## WHAT TO DO
Lift every line from the entries that includes the word "sistema".
— START —
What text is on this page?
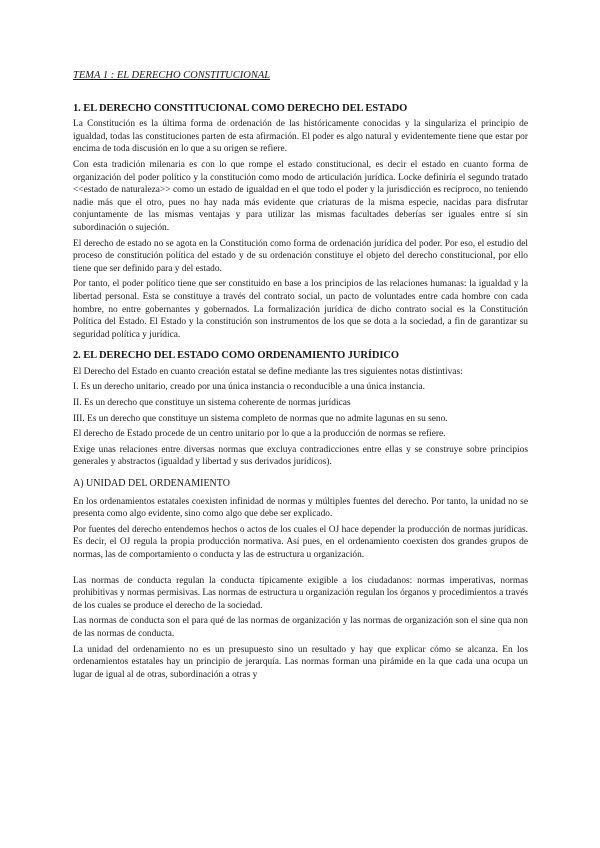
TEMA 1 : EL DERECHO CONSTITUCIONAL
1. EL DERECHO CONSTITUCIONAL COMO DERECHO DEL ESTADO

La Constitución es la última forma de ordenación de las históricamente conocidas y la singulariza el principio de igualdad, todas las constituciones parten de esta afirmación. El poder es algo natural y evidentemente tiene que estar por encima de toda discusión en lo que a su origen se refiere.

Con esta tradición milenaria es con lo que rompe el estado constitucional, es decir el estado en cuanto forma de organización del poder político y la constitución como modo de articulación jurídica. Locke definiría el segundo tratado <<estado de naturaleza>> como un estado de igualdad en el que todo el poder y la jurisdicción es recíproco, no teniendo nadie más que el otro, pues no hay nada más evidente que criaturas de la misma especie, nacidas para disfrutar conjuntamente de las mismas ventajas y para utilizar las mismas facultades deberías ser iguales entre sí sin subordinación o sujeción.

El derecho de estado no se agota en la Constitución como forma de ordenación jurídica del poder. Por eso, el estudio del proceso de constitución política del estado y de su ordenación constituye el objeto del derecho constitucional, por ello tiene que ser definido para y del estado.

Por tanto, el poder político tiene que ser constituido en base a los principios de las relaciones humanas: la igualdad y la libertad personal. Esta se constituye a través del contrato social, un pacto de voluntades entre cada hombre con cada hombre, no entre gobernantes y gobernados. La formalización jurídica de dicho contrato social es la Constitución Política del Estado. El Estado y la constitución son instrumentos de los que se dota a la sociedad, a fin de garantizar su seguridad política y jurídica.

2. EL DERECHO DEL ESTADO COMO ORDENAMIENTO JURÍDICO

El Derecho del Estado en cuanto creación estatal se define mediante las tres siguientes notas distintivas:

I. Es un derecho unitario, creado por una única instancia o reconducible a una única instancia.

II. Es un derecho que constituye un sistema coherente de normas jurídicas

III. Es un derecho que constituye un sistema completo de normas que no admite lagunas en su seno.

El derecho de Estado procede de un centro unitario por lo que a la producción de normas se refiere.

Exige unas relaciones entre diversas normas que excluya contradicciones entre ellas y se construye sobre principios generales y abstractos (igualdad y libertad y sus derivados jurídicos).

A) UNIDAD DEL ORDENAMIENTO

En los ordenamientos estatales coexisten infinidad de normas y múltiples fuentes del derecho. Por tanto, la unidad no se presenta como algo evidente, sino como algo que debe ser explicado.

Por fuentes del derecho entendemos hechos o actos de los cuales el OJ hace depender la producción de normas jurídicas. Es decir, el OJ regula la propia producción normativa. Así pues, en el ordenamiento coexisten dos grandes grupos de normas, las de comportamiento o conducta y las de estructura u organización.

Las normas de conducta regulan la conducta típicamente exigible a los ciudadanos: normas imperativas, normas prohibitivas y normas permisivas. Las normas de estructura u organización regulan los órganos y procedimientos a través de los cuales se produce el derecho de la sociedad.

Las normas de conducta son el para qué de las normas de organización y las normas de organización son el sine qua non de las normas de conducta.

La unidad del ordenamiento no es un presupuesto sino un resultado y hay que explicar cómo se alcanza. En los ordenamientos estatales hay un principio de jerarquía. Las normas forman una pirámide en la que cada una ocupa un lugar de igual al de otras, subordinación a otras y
— END —
— START —
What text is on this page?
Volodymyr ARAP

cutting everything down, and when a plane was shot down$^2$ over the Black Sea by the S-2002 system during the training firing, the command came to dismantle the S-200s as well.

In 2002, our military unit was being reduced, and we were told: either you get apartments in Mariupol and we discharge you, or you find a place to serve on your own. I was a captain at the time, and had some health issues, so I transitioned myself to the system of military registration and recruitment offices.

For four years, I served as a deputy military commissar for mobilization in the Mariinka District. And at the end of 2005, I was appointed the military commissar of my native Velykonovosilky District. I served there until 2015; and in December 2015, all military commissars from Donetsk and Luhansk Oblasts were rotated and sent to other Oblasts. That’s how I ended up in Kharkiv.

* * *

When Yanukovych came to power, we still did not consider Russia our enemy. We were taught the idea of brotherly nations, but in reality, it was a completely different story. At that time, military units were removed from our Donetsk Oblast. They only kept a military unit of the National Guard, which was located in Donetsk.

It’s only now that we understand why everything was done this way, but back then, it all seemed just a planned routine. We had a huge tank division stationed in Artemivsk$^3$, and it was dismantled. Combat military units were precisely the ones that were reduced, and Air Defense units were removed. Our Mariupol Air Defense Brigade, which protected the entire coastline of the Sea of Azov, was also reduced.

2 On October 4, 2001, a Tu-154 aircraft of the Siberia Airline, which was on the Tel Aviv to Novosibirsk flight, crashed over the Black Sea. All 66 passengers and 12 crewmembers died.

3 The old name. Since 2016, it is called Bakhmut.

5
— END —
## SOLUTION TO THE PROBLEM
II. Es un derecho que constituye un sistema coherente de normas jurídicas
III. Es un derecho que constituye un sistema completo de normas que no admite lagunas en su seno.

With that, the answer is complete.